(Dataset excerpt)
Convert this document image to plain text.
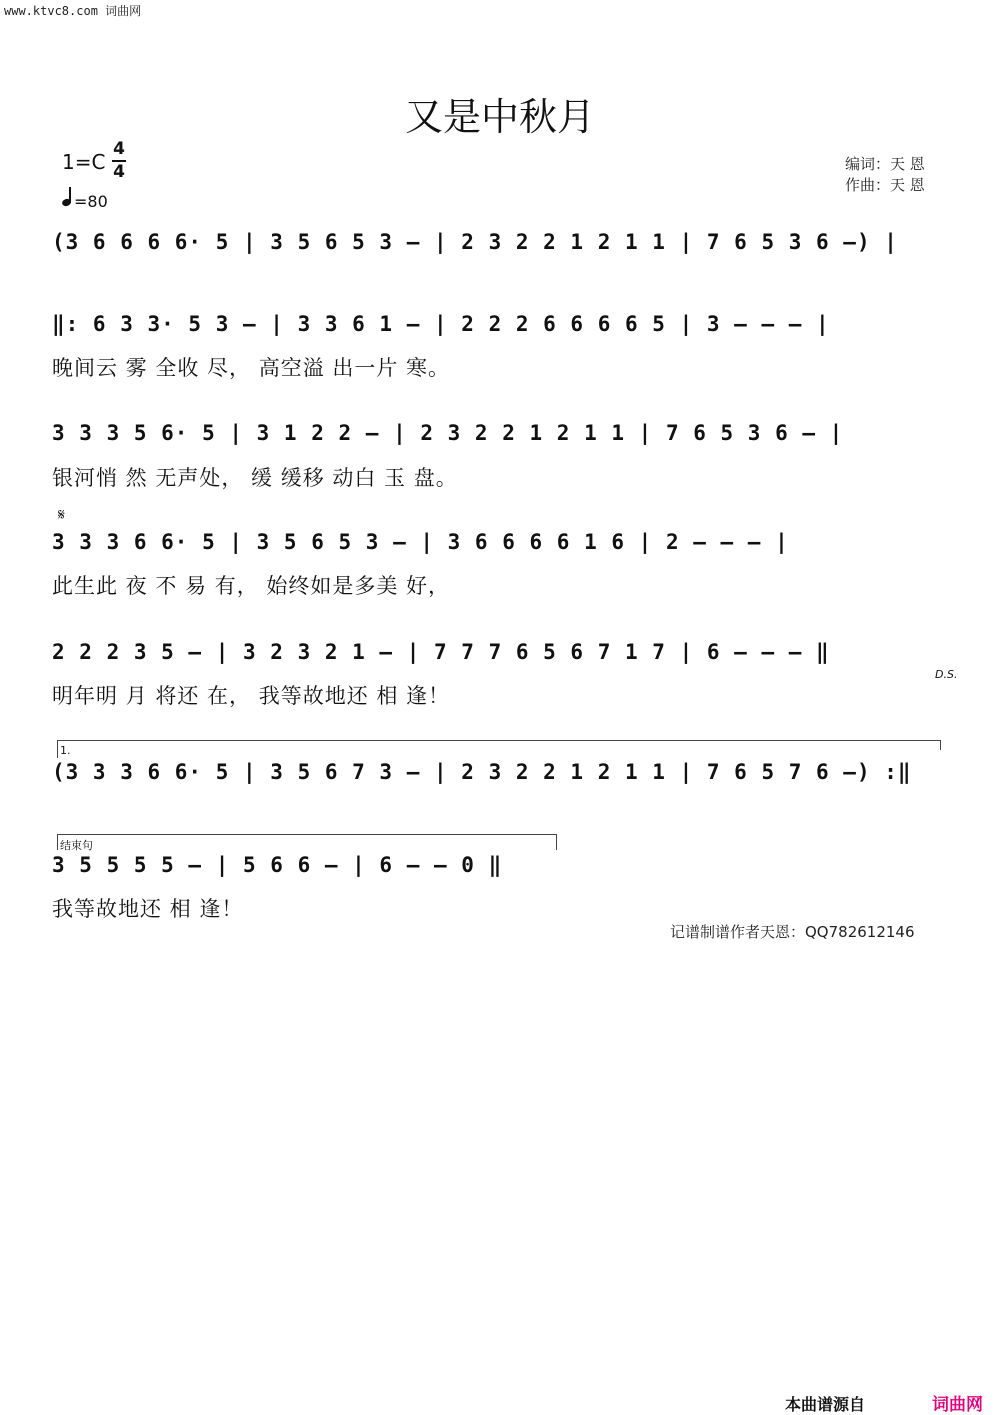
www.ktvc8.com 词曲网
又是中秋月
1=C
4
4
=80
编词：天 恩
作曲：天 恩
(3 6 6 6 6· 5 | 3 5 6 5 3 – | 2 3 2 2 1 2 1 1 | 7 6 5 3 6 –) |
‖: 6 3 3· 5 3 – | 3 3 6 1 – | 2 2 2 6 6 6 6 5 | 3 – – – |
晚间云 雾 全收 尽， 高空溢 出一片 寒。
3 3 3 5 6· 5 | 3 1 2 2 – | 2 3 2 2 1 2 1 1 | 7 6 5 3 6 – |
银河悄 然 无声处， 缓 缓移 动白 玉 盘。
𝄋
3 3 3 6 6· 5 | 3 5 6 5 3 – | 3 6 6 6 6 1 6 | 2 – – – |
此生此 夜 不 易 有， 始终如是多美 好，
2 2 2 3 5 – | 3 2 3 2 1 – | 7 7 7 6 5 6 7 1 7 | 6 – – – ‖
明年明 月 将还 在， 我等故地还 相 逢！
D.S.
1.
(3 3 3 6 6· 5 | 3 5 6 7 3 – | 2 3 2 2 1 2 1 1 | 7 6 5 7 6 –) :‖
结束句
3 5 5 5 5 – | 5 6 6 – | 6 – – 0 ‖
我等故地还 相 逢！
记谱制谱作者天恩：QQ782612146
本曲谱源自	词曲网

» EXERCISE TASK
Return the whole listing, word for word, and leave out every picture.

» SOLUTION FOR THIS PROBLEM
Convert this document image to plain text.
www.ktvc8.com 词曲网
又是中秋月
1=C
4
4
=80
编词：天 恩
作曲：天 恩
(3 6 6 6 6· 5 | 3 5 6 5 3 – | 2 3 2 2 1 2 1 1 | 7 6 5 3 6 –) |
‖: 6 3 3· 5 3 – | 3 3 6 1 – | 2 2 2 6 6 6 6 5 | 3 – – – |
晚间云 雾 全收 尽， 高空溢 出一片 寒。
3 3 3 5 6· 5 | 3 1 2 2 – | 2 3 2 2 1 2 1 1 | 7 6 5 3 6 – |
银河悄 然 无声处， 缓 缓移 动白 玉 盘。
𝄋
3 3 3 6 6· 5 | 3 5 6 5 3 – | 3 6 6 6 6 1 6 | 2 – – – |
此生此 夜 不 易 有， 始终如是多美 好，
2 2 2 3 5 – | 3 2 3 2 1 – | 7 7 7 6 5 6 7 1 7 | 6 – – – ‖
明年明 月 将还 在， 我等故地还 相 逢！
D.S.
1.
(3 3 3 6 6· 5 | 3 5 6 7 3 – | 2 3 2 2 1 2 1 1 | 7 6 5 7 6 –) :‖
结束句
3 5 5 5 5 – | 5 6 6 – | 6 – – 0 ‖
我等故地还 相 逢！
记谱制谱作者天恩：QQ782612146
本曲谱源自	词曲网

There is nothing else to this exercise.